Problem to solve: Only lines holding the string "Update" are wanted; copy each one from the material.

═══ Input rows ═══

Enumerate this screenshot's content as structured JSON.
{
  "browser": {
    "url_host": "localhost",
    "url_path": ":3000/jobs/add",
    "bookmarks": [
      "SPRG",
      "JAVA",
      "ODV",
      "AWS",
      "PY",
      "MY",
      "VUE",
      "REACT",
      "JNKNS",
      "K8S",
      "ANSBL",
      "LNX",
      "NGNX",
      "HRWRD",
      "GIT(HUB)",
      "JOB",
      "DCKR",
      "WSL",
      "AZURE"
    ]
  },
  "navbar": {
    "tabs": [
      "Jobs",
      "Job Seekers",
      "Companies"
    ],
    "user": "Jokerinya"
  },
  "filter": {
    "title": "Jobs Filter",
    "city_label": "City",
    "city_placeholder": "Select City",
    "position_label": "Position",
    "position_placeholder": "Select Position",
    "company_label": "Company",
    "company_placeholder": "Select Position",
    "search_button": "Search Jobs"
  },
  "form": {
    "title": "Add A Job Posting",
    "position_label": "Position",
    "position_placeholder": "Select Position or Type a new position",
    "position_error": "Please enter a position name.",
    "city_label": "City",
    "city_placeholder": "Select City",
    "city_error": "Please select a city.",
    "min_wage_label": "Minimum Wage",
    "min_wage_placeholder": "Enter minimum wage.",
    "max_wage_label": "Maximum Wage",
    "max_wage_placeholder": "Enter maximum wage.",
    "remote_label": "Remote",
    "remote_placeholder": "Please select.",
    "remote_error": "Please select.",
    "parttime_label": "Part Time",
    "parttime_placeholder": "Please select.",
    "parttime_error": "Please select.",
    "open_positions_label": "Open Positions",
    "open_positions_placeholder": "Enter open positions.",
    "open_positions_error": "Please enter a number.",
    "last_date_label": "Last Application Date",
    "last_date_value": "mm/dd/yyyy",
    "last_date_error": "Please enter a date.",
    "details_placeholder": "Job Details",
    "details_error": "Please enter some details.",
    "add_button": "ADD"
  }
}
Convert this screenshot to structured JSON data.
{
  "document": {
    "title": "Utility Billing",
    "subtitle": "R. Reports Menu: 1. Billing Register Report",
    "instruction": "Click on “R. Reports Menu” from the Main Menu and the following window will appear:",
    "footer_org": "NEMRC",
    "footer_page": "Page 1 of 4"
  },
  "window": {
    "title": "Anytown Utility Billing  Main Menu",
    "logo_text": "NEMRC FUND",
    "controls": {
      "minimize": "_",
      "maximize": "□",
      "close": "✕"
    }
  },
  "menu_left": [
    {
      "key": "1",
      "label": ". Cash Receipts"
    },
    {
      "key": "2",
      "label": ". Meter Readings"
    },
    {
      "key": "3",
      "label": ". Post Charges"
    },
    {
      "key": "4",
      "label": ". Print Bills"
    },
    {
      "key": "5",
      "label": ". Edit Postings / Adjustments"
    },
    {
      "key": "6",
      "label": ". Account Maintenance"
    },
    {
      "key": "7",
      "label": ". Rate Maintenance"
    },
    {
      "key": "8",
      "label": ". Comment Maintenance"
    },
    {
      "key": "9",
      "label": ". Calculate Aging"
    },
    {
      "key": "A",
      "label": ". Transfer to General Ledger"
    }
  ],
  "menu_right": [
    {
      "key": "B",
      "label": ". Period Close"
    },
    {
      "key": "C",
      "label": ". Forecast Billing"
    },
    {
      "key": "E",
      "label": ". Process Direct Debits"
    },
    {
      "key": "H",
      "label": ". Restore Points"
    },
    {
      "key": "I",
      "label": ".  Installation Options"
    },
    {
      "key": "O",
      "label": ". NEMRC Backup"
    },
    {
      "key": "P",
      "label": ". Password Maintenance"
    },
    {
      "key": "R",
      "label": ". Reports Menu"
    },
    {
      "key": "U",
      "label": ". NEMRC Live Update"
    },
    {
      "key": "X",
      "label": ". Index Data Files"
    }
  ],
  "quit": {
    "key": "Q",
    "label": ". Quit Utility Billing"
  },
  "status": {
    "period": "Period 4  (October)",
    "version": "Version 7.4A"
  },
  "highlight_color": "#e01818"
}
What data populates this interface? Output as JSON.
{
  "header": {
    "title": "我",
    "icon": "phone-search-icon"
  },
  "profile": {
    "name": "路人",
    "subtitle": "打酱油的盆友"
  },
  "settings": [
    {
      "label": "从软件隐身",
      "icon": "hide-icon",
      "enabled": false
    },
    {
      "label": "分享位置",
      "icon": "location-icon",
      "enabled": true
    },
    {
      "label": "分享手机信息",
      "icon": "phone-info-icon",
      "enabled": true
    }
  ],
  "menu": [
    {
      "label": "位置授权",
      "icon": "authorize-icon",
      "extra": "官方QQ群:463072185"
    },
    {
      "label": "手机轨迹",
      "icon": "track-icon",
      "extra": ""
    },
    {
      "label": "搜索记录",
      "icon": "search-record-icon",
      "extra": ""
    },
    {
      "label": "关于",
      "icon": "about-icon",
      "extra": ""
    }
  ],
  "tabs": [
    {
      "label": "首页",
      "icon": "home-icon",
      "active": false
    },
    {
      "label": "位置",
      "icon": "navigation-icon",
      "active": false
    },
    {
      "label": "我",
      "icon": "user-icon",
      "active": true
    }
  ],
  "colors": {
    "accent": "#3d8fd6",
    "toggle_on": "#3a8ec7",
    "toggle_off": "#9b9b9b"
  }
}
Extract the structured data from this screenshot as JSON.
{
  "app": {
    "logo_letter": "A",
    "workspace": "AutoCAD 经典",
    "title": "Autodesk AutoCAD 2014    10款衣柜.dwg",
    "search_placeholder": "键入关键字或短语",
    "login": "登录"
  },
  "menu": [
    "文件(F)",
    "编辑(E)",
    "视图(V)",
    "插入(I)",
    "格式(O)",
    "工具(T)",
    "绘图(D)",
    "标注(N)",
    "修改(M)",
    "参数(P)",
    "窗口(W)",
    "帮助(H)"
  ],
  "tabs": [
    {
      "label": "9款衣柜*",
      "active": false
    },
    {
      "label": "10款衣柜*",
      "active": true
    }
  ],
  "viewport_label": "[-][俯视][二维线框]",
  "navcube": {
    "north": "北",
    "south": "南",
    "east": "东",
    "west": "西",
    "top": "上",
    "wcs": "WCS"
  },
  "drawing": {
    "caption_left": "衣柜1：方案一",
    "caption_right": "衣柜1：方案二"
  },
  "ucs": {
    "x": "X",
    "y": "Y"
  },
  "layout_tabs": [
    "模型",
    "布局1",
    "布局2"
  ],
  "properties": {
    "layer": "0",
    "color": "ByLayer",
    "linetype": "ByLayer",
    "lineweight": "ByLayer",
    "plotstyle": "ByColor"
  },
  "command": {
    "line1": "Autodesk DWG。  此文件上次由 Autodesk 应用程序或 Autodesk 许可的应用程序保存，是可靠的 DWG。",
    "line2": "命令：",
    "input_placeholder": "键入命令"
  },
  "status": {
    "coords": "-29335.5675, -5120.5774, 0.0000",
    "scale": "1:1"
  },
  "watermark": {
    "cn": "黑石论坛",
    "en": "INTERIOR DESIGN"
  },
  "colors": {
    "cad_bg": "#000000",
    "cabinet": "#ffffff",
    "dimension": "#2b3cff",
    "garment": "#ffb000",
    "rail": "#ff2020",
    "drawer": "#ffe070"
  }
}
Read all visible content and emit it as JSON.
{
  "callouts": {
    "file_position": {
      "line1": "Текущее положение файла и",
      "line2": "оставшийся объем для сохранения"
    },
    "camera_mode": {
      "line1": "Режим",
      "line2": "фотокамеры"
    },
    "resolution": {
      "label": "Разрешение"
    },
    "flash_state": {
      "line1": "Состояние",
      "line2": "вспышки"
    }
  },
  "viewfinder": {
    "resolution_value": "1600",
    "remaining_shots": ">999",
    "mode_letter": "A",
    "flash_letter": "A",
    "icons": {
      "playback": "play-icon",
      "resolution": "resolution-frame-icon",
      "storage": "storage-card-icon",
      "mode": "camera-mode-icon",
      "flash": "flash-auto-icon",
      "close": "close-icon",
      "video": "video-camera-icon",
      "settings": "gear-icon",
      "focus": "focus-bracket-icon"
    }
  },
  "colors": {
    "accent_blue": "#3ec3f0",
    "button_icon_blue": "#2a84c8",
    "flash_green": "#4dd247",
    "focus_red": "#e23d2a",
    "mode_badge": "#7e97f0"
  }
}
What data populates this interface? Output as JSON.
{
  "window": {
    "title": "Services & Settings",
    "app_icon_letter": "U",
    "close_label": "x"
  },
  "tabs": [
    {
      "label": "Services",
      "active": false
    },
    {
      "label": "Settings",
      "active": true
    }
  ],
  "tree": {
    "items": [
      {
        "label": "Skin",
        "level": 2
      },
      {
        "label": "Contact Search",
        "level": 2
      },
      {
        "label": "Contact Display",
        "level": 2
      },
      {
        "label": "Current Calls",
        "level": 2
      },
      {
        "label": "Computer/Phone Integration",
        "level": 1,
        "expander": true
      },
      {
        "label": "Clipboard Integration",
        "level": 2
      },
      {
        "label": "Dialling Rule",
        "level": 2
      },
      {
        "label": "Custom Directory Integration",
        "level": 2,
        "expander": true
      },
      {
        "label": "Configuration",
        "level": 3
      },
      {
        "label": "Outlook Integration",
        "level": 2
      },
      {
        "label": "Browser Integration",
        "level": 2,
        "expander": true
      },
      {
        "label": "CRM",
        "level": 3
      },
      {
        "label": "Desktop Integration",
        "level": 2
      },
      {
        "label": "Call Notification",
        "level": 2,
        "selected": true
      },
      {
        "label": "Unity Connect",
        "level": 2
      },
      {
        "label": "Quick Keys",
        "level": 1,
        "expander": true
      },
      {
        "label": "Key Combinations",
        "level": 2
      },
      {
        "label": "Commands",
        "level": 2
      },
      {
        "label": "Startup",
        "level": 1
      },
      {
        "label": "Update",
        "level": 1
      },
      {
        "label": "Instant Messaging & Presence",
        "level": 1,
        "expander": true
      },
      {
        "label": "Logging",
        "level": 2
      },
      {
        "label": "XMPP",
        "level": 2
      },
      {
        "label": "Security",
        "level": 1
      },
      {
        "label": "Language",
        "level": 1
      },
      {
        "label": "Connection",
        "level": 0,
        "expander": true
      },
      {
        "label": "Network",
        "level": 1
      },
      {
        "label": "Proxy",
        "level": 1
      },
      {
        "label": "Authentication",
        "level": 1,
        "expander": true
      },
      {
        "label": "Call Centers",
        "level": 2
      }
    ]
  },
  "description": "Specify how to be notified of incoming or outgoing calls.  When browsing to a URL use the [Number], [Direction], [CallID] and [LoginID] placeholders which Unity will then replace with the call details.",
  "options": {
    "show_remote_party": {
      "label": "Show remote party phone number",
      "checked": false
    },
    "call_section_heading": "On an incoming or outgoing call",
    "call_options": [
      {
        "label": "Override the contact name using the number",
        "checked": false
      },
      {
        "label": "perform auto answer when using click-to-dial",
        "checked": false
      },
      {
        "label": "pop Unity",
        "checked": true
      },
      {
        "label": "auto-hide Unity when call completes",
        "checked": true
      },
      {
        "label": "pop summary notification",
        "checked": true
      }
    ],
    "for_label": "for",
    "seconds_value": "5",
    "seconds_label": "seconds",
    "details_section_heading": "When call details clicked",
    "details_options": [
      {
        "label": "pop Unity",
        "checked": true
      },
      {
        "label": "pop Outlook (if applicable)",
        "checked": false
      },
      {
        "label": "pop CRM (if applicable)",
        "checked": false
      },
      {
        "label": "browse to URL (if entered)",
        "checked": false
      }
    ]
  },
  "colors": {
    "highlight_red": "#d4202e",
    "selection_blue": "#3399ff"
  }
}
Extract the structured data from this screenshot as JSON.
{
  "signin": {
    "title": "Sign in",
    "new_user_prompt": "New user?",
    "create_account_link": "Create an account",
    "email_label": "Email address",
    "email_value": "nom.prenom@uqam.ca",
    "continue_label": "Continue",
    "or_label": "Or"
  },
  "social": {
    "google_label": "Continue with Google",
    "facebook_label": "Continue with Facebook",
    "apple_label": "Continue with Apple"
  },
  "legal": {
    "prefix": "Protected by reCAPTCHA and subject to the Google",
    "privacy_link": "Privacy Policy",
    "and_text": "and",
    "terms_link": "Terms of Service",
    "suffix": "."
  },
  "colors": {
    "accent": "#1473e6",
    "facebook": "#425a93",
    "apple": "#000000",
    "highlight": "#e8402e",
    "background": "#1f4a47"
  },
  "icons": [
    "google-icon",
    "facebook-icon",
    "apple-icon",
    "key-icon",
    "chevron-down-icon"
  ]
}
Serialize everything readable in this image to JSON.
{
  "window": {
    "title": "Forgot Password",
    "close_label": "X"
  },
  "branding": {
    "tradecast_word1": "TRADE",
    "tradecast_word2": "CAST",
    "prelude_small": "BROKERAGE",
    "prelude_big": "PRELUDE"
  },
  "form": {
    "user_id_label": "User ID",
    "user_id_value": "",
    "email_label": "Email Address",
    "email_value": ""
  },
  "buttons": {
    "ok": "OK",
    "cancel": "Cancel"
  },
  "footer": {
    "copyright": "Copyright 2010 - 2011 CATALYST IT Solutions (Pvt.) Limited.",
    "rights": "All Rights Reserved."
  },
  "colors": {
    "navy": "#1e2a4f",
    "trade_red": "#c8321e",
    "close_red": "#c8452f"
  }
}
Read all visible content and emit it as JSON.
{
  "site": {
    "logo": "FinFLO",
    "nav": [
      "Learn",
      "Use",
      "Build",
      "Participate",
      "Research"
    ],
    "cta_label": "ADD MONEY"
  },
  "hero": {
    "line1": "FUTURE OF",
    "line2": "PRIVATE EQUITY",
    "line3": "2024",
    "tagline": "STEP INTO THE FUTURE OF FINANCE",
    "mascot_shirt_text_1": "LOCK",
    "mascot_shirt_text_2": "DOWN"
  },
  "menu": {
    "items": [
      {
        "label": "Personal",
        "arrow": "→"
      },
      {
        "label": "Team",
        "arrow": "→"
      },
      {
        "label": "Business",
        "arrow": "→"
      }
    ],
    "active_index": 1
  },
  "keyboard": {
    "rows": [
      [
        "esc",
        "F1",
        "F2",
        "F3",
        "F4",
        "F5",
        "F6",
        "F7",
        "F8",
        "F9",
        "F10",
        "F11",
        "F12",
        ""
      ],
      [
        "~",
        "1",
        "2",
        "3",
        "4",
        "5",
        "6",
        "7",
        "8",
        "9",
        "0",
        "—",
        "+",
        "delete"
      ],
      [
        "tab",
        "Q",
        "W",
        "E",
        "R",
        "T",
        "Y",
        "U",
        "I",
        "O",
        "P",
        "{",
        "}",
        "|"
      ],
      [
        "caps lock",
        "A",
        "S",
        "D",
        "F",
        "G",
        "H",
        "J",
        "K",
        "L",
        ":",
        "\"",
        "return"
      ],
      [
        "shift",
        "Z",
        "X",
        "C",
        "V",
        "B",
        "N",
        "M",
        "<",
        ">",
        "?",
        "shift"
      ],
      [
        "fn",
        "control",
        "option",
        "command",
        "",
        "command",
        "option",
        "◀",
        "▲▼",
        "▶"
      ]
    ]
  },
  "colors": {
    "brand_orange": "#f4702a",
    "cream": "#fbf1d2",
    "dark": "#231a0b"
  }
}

═══

Exercise output:
      "label": ". NEMRC Live Update"
        "label": "Update",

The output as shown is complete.